# Element-and-box listings:
+ + + + +

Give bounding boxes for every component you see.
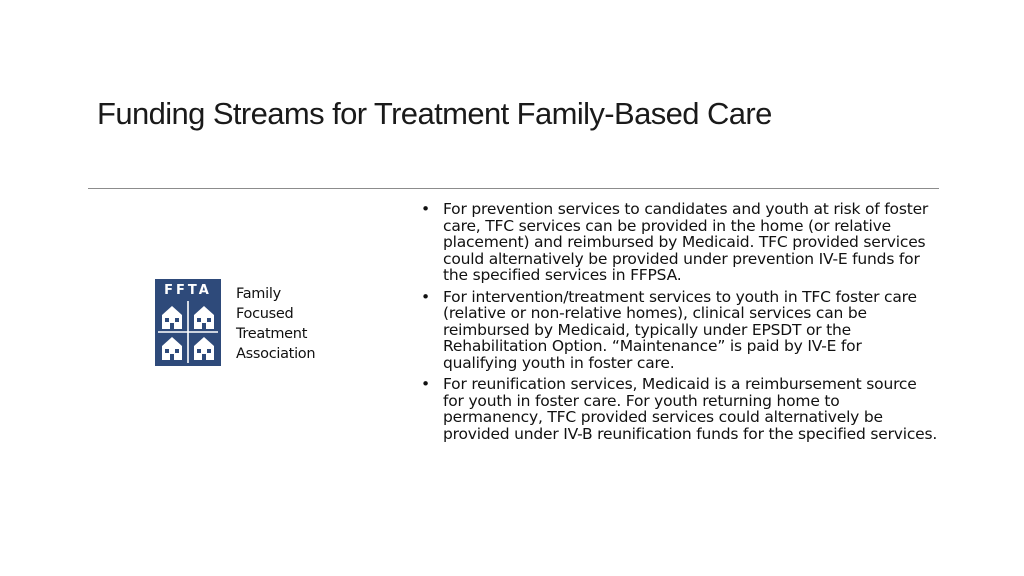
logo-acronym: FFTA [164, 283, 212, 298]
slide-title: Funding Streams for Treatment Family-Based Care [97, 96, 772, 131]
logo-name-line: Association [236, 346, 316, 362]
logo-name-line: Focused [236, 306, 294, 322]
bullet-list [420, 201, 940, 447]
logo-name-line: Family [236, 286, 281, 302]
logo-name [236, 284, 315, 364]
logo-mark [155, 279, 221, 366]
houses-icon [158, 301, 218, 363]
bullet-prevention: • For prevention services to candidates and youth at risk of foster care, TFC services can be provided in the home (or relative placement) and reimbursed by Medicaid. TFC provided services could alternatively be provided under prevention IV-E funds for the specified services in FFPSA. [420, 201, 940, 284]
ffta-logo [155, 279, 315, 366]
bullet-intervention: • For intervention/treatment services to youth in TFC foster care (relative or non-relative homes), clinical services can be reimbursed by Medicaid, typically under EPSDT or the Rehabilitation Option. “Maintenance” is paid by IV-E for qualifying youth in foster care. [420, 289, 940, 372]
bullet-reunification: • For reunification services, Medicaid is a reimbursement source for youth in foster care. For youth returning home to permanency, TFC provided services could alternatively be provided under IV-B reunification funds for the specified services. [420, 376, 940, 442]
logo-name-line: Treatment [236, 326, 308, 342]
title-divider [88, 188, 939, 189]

+ + + + +

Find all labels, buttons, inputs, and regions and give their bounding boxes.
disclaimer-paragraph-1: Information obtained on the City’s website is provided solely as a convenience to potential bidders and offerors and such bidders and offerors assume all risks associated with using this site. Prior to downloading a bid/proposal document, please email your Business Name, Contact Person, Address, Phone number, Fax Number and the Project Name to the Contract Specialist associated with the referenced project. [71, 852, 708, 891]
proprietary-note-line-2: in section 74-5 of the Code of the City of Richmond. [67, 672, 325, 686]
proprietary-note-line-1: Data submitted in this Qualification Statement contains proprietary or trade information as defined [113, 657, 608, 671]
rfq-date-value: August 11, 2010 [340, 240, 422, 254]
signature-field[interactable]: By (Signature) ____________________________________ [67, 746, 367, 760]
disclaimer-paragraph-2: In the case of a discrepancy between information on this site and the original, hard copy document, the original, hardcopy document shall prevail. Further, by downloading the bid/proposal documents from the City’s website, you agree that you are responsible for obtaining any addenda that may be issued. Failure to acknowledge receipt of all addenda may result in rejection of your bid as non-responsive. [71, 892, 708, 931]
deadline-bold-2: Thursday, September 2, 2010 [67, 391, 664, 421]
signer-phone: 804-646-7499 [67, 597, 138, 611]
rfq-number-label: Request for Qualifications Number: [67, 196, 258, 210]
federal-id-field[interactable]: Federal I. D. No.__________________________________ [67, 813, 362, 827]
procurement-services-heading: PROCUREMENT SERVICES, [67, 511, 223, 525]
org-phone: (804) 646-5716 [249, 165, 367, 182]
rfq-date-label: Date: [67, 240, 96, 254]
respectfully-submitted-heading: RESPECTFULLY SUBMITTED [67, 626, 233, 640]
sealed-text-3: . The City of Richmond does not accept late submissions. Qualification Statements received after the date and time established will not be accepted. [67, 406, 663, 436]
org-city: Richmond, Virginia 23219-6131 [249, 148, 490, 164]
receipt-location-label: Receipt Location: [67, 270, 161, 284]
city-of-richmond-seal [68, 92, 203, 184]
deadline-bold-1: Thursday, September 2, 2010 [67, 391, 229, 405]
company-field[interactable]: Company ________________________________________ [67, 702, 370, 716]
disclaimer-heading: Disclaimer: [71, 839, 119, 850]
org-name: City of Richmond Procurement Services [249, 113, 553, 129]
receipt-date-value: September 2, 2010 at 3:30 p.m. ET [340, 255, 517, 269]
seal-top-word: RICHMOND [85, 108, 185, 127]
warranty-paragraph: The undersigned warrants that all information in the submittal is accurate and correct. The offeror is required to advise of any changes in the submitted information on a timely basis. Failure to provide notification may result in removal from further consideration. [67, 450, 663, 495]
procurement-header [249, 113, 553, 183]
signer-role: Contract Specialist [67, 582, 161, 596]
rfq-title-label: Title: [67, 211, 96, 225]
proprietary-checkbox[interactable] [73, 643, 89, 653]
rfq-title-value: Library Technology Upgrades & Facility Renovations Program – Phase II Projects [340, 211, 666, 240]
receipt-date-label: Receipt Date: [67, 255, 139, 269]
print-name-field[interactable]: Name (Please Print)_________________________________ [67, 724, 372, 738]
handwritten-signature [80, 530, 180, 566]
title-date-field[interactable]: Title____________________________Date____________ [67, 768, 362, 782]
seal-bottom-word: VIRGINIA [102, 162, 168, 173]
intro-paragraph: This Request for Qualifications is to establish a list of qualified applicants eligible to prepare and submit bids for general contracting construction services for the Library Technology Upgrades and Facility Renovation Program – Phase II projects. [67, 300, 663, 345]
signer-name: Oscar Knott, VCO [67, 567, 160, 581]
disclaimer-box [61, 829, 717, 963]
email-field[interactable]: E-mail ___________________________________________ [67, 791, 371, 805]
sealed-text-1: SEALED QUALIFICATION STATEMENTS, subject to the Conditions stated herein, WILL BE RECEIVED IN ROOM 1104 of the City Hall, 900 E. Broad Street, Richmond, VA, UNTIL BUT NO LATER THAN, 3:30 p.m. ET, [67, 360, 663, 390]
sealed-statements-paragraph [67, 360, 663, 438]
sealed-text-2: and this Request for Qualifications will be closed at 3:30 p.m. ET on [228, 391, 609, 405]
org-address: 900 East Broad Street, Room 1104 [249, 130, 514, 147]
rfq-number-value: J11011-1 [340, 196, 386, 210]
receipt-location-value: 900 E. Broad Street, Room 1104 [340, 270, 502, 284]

+ + + + +

# Task instructions:
Copy out the lines above verbatim, starting with the line containing "Find all labels, buttons, inputs, and" and continuing through the line containing "respectfully-submitted-heading: RESPECTFULLY SUBMITTED".

# Exercise answer:
Find all labels, buttons, inputs, and regions and give their bounding boxes.
disclaimer-paragraph-1: Information obtained on the City’s website is provided solely as a convenience to potential bidders and offerors and such bidders and offerors assume all risks associated with using this site. Prior to downloading a bid/proposal document, please email your Business Name, Contact Person, Address, Phone number, Fax Number and the Project Name to the Contract Specialist associated with the referenced project. [71, 852, 708, 891]
proprietary-note-line-2: in section 74-5 of the Code of the City of Richmond. [67, 672, 325, 686]
proprietary-note-line-1: Data submitted in this Qualification Statement contains proprietary or trade information as defined [113, 657, 608, 671]
rfq-date-value: August 11, 2010 [340, 240, 422, 254]
signature-field[interactable]: By (Signature) ____________________________________ [67, 746, 367, 760]
disclaimer-paragraph-2: In the case of a discrepancy between information on this site and the original, hard copy document, the original, hardcopy document shall prevail. Further, by downloading the bid/proposal documents from the City’s website, you agree that you are responsible for obtaining any addenda that may be issued. Failure to acknowledge receipt of all addenda may result in rejection of your bid as non-responsive. [71, 892, 708, 931]
deadline-bold-2: Thursday, September 2, 2010 [67, 391, 664, 421]
signer-phone: 804-646-7499 [67, 597, 138, 611]
rfq-number-label: Request for Qualifications Number: [67, 196, 258, 210]
federal-id-field[interactable]: Federal I. D. No.__________________________________ [67, 813, 362, 827]
procurement-services-heading: PROCUREMENT SERVICES, [67, 511, 223, 525]
org-phone: (804) 646-5716 [249, 165, 367, 182]
rfq-date-label: Date: [67, 240, 96, 254]
respectfully-submitted-heading: RESPECTFULLY SUBMITTED [67, 626, 233, 640]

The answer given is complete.